■ Goal
Please quote the material exactly, every line of it.

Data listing
::::::::

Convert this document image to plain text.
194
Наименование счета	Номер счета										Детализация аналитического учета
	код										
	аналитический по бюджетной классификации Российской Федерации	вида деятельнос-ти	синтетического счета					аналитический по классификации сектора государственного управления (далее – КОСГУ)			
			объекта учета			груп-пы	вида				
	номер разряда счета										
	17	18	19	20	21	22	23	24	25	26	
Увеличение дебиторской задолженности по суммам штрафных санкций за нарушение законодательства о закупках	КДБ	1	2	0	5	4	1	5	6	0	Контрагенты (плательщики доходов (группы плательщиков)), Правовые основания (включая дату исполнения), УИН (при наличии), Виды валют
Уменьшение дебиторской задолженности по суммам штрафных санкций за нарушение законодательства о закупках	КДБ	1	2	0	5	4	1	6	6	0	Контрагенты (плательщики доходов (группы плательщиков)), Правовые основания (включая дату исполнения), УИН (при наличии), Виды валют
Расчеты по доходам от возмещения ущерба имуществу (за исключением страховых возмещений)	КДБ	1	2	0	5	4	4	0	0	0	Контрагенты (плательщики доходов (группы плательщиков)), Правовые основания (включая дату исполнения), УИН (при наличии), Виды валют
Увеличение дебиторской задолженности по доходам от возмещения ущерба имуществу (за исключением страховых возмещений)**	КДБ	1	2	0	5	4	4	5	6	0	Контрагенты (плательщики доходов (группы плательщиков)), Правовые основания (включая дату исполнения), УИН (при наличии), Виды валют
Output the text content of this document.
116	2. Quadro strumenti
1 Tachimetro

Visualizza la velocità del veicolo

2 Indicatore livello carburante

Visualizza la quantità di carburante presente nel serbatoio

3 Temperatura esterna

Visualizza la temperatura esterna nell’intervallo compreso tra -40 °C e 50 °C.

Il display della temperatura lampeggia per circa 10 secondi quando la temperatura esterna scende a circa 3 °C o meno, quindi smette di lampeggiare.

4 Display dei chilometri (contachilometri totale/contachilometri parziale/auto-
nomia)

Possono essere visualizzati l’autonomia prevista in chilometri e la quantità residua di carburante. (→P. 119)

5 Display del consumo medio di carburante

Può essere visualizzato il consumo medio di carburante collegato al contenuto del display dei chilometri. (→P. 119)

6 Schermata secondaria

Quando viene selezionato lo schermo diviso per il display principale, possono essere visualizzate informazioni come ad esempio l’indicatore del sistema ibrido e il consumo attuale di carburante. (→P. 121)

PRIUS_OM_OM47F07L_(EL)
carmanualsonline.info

::::::::

■ Solution below
Convert this document image to plain text.
194
Наименование счета	Номер счета										Детализация аналитического учета
	код										
	аналитический по бюджетной классификации Российской Федерации	вида деятельнос-ти	синтетического счета					аналитический по классификации сектора государственного управления (далее – КОСГУ)			
			объекта учета			груп-пы	вида				
	номер разряда счета										
	17	18	19	20	21	22	23	24	25	26	
Увеличение дебиторской задолженности по суммам штрафных санкций за нарушение законодательства о закупках	КДБ	1	2	0	5	4	1	5	6	0	Контрагенты (плательщики доходов (группы плательщиков)), Правовые основания (включая дату исполнения), УИН (при наличии), Виды валют
Уменьшение дебиторской задолженности по суммам штрафных санкций за нарушение законодательства о закупках	КДБ	1	2	0	5	4	1	6	6	0	Контрагенты (плательщики доходов (группы плательщиков)), Правовые основания (включая дату исполнения), УИН (при наличии), Виды валют
Расчеты по доходам от возмещения ущерба имуществу (за исключением страховых возмещений)	КДБ	1	2	0	5	4	4	0	0	0	Контрагенты (плательщики доходов (группы плательщиков)), Правовые основания (включая дату исполнения), УИН (при наличии), Виды валют
Увеличение дебиторской задолженности по доходам от возмещения ущерба имуществу (за исключением страховых возмещений)**	КДБ	1	2	0	5	4	4	5	6	0	Контрагенты (плательщики доходов (группы плательщиков)), Правовые основания (включая дату исполнения), УИН (при наличии), Виды валют
Output the text content of this document.
116	2. Quadro strumenti
1 Tachimetro

Visualizza la velocità del veicolo

2 Indicatore livello carburante

Visualizza la quantità di carburante presente nel serbatoio

3 Temperatura esterna

Visualizza la temperatura esterna nell’intervallo compreso tra -40 °C e 50 °C.

Il display della temperatura lampeggia per circa 10 secondi quando la temperatura esterna scende a circa 3 °C o meno, quindi smette di lampeggiare.

4 Display dei chilometri (contachilometri totale/contachilometri parziale/auto-
nomia)

Possono essere visualizzati l’autonomia prevista in chilometri e la quantità residua di carburante. (→P. 119)

5 Display del consumo medio di carburante

Può essere visualizzato il consumo medio di carburante collegato al contenuto del display dei chilometri. (→P. 119)

6 Schermata secondaria

Quando viene selezionato lo schermo diviso per il display principale, possono essere visualizzate informazioni come ad esempio l’indicatore del sistema ibrido e il consumo attuale di carburante. (→P. 121)

PRIUS_OM_OM47F07L_(EL)
carmanualsonline.info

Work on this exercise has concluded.